What to work on => Go through the listing and copy every line word for word.

The records =>
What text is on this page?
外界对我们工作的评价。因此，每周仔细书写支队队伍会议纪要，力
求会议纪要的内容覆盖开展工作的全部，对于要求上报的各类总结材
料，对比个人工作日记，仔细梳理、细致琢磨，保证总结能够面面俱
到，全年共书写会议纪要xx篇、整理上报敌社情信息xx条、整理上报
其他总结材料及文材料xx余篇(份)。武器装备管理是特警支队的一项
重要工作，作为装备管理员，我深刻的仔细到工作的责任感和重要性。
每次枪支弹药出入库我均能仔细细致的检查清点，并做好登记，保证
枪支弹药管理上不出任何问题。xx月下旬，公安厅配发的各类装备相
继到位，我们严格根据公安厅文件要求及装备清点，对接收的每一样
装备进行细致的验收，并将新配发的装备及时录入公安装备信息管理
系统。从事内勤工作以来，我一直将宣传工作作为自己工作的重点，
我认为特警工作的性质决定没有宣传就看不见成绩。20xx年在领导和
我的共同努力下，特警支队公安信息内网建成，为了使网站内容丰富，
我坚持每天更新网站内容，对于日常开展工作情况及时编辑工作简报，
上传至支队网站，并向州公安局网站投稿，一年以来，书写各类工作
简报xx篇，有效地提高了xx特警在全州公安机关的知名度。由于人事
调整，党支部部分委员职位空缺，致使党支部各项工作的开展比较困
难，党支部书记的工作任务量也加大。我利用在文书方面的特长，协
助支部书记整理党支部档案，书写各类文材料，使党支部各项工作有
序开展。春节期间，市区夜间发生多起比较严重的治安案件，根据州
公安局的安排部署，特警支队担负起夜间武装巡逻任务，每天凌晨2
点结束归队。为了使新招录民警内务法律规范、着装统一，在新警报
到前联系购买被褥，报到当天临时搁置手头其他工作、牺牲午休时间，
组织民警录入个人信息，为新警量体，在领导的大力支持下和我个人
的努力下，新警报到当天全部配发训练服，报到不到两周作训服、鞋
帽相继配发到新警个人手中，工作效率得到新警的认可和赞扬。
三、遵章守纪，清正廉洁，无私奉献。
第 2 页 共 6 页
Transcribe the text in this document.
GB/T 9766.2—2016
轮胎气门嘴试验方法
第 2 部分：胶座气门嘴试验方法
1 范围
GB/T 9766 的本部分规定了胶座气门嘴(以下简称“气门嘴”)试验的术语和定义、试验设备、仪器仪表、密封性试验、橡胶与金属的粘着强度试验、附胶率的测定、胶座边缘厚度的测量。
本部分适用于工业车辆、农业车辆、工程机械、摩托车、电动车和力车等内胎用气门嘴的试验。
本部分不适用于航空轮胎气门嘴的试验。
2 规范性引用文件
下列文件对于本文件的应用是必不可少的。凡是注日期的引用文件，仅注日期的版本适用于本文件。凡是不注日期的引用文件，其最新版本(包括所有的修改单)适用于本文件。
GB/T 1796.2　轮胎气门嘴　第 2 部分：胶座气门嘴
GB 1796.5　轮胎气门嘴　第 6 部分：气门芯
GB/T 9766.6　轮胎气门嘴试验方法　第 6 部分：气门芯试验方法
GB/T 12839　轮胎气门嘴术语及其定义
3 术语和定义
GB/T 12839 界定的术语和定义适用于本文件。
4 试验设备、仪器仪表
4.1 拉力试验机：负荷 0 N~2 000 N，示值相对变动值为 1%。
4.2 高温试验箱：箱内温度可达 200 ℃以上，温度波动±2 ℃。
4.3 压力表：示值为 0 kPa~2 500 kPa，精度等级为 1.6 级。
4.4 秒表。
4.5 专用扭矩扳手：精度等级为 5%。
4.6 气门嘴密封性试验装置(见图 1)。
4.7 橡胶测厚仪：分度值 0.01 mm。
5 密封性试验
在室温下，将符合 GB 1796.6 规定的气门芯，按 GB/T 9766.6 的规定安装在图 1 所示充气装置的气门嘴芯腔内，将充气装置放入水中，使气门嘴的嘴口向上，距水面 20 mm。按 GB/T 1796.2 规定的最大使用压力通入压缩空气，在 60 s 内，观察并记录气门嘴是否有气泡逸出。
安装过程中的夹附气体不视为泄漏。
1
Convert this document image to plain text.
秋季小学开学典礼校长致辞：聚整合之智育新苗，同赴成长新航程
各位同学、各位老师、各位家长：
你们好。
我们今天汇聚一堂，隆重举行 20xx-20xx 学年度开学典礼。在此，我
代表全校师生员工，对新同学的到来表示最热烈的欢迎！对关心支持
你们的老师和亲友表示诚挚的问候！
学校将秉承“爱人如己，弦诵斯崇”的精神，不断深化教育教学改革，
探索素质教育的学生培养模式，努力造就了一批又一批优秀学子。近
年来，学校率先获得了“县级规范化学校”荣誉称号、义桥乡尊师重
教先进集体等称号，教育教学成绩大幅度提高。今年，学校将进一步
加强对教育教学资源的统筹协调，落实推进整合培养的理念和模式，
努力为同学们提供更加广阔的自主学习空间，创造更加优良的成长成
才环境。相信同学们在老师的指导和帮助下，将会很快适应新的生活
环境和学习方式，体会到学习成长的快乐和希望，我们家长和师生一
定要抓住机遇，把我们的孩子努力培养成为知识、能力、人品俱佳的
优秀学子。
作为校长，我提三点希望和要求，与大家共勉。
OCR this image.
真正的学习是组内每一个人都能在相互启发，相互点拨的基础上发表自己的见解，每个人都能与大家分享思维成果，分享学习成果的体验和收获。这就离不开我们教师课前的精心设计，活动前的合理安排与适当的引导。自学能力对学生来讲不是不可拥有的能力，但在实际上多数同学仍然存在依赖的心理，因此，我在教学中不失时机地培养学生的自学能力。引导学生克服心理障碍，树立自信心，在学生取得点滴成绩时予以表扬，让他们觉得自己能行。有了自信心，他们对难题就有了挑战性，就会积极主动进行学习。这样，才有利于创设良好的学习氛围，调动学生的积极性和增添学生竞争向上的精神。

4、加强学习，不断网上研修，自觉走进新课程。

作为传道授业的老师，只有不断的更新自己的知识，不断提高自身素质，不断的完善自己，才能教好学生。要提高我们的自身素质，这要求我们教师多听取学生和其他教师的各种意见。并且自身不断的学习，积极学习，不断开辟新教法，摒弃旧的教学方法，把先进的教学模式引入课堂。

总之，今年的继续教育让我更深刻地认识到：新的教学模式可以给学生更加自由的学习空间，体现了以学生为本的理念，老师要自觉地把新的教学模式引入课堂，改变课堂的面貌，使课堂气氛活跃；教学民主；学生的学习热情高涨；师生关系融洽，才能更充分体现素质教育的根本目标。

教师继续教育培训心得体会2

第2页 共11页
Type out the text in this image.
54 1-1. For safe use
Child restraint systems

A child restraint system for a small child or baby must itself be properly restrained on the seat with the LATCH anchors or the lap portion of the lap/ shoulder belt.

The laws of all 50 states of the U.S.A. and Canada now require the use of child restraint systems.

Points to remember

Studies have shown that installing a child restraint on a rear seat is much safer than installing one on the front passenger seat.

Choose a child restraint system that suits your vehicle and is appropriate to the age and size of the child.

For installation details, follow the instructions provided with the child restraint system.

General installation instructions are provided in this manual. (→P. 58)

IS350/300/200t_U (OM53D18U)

Output of the task =>
What text is on this page?
外界对我们工作的评价。因此，每周仔细书写支队队伍会议纪要，力
求会议纪要的内容覆盖开展工作的全部，对于要求上报的各类总结材
料，对比个人工作日记，仔细梳理、细致琢磨，保证总结能够面面俱
到，全年共书写会议纪要xx篇、整理上报敌社情信息xx条、整理上报
其他总结材料及文材料xx余篇(份)。武器装备管理是特警支队的一项
重要工作，作为装备管理员，我深刻的仔细到工作的责任感和重要性。
每次枪支弹药出入库我均能仔细细致的检查清点，并做好登记，保证
枪支弹药管理上不出任何问题。xx月下旬，公安厅配发的各类装备相
继到位，我们严格根据公安厅文件要求及装备清点，对接收的每一样
装备进行细致的验收，并将新配发的装备及时录入公安装备信息管理
系统。从事内勤工作以来，我一直将宣传工作作为自己工作的重点，
我认为特警工作的性质决定没有宣传就看不见成绩。20xx年在领导和
我的共同努力下，特警支队公安信息内网建成，为了使网站内容丰富，
我坚持每天更新网站内容，对于日常开展工作情况及时编辑工作简报，
上传至支队网站，并向州公安局网站投稿，一年以来，书写各类工作
简报xx篇，有效地提高了xx特警在全州公安机关的知名度。由于人事
调整，党支部部分委员职位空缺，致使党支部各项工作的开展比较困
难，党支部书记的工作任务量也加大。我利用在文书方面的特长，协
助支部书记整理党支部档案，书写各类文材料，使党支部各项工作有
序开展。春节期间，市区夜间发生多起比较严重的治安案件，根据州
公安局的安排部署，特警支队担负起夜间武装巡逻任务，每天凌晨2
点结束归队。为了使新招录民警内务法律规范、着装统一，在新警报
到前联系购买被褥，报到当天临时搁置手头其他工作、牺牲午休时间，
组织民警录入个人信息，为新警量体，在领导的大力支持下和我个人
的努力下，新警报到当天全部配发训练服，报到不到两周作训服、鞋
帽相继配发到新警个人手中，工作效率得到新警的认可和赞扬。
三、遵章守纪，清正廉洁，无私奉献。
第 2 页 共 6 页
Transcribe the text in this document.
GB/T 9766.2—2016
轮胎气门嘴试验方法
第 2 部分：胶座气门嘴试验方法
1 范围
GB/T 9766 的本部分规定了胶座气门嘴(以下简称“气门嘴”)试验的术语和定义、试验设备、仪器仪表、密封性试验、橡胶与金属的粘着强度试验、附胶率的测定、胶座边缘厚度的测量。
本部分适用于工业车辆、农业车辆、工程机械、摩托车、电动车和力车等内胎用气门嘴的试验。
本部分不适用于航空轮胎气门嘴的试验。
2 规范性引用文件
下列文件对于本文件的应用是必不可少的。凡是注日期的引用文件，仅注日期的版本适用于本文件。凡是不注日期的引用文件，其最新版本(包括所有的修改单)适用于本文件。
GB/T 1796.2　轮胎气门嘴　第 2 部分：胶座气门嘴
GB 1796.5　轮胎气门嘴　第 6 部分：气门芯
GB/T 9766.6　轮胎气门嘴试验方法　第 6 部分：气门芯试验方法
GB/T 12839　轮胎气门嘴术语及其定义
3 术语和定义
GB/T 12839 界定的术语和定义适用于本文件。
4 试验设备、仪器仪表
4.1 拉力试验机：负荷 0 N~2 000 N，示值相对变动值为 1%。
4.2 高温试验箱：箱内温度可达 200 ℃以上，温度波动±2 ℃。
4.3 压力表：示值为 0 kPa~2 500 kPa，精度等级为 1.6 级。
4.4 秒表。
4.5 专用扭矩扳手：精度等级为 5%。
4.6 气门嘴密封性试验装置(见图 1)。
4.7 橡胶测厚仪：分度值 0.01 mm。
5 密封性试验
在室温下，将符合 GB 1796.6 规定的气门芯，按 GB/T 9766.6 的规定安装在图 1 所示充气装置的气门嘴芯腔内，将充气装置放入水中，使气门嘴的嘴口向上，距水面 20 mm。按 GB/T 1796.2 规定的最大使用压力通入压缩空气，在 60 s 内，观察并记录气门嘴是否有气泡逸出。
安装过程中的夹附气体不视为泄漏。
1
Convert this document image to plain text.
秋季小学开学典礼校长致辞：聚整合之智育新苗，同赴成长新航程
各位同学、各位老师、各位家长：
你们好。
我们今天汇聚一堂，隆重举行 20xx-20xx 学年度开学典礼。在此，我
代表全校师生员工，对新同学的到来表示最热烈的欢迎！对关心支持
你们的老师和亲友表示诚挚的问候！
学校将秉承“爱人如己，弦诵斯崇”的精神，不断深化教育教学改革，
探索素质教育的学生培养模式，努力造就了一批又一批优秀学子。近
年来，学校率先获得了“县级规范化学校”荣誉称号、义桥乡尊师重
教先进集体等称号，教育教学成绩大幅度提高。今年，学校将进一步
加强对教育教学资源的统筹协调，落实推进整合培养的理念和模式，
努力为同学们提供更加广阔的自主学习空间，创造更加优良的成长成
才环境。相信同学们在老师的指导和帮助下，将会很快适应新的生活
环境和学习方式，体会到学习成长的快乐和希望，我们家长和师生一
定要抓住机遇，把我们的孩子努力培养成为知识、能力、人品俱佳的
优秀学子。
作为校长，我提三点希望和要求，与大家共勉。
OCR this image.
真正的学习是组内每一个人都能在相互启发，相互点拨的基础上发表自己的见解，每个人都能与大家分享思维成果，分享学习成果的体验和收获。这就离不开我们教师课前的精心设计，活动前的合理安排与适当的引导。自学能力对学生来讲不是不可拥有的能力，但在实际上多数同学仍然存在依赖的心理，因此，我在教学中不失时机地培养学生的自学能力。引导学生克服心理障碍，树立自信心，在学生取得点滴成绩时予以表扬，让他们觉得自己能行。有了自信心，他们对难题就有了挑战性，就会积极主动进行学习。这样，才有利于创设良好的学习氛围，调动学生的积极性和增添学生竞争向上的精神。

4、加强学习，不断网上研修，自觉走进新课程。

作为传道授业的老师，只有不断的更新自己的知识，不断提高自身素质，不断的完善自己，才能教好学生。要提高我们的自身素质，这要求我们教师多听取学生和其他教师的各种意见。并且自身不断的学习，积极学习，不断开辟新教法，摒弃旧的教学方法，把先进的教学模式引入课堂。

总之，今年的继续教育让我更深刻地认识到：新的教学模式可以给学生更加自由的学习空间，体现了以学生为本的理念，老师要自觉地把新的教学模式引入课堂，改变课堂的面貌，使课堂气氛活跃；教学民主；学生的学习热情高涨；师生关系融洽，才能更充分体现素质教育的根本目标。

教师继续教育培训心得体会2

第2页 共11页
Type out the text in this image.
54 1-1. For safe use
Child restraint systems

A child restraint system for a small child or baby must itself be properly restrained on the seat with the LATCH anchors or the lap portion of the lap/ shoulder belt.

The laws of all 50 states of the U.S.A. and Canada now require the use of child restraint systems.

Points to remember

Studies have shown that installing a child restraint on a rear seat is much safer than installing one on the front passenger seat.

Choose a child restraint system that suits your vehicle and is appropriate to the age and size of the child.

For installation details, follow the instructions provided with the child restraint system.

General installation instructions are provided in this manual. (→P. 58)

IS350/300/200t_U (OM53D18U)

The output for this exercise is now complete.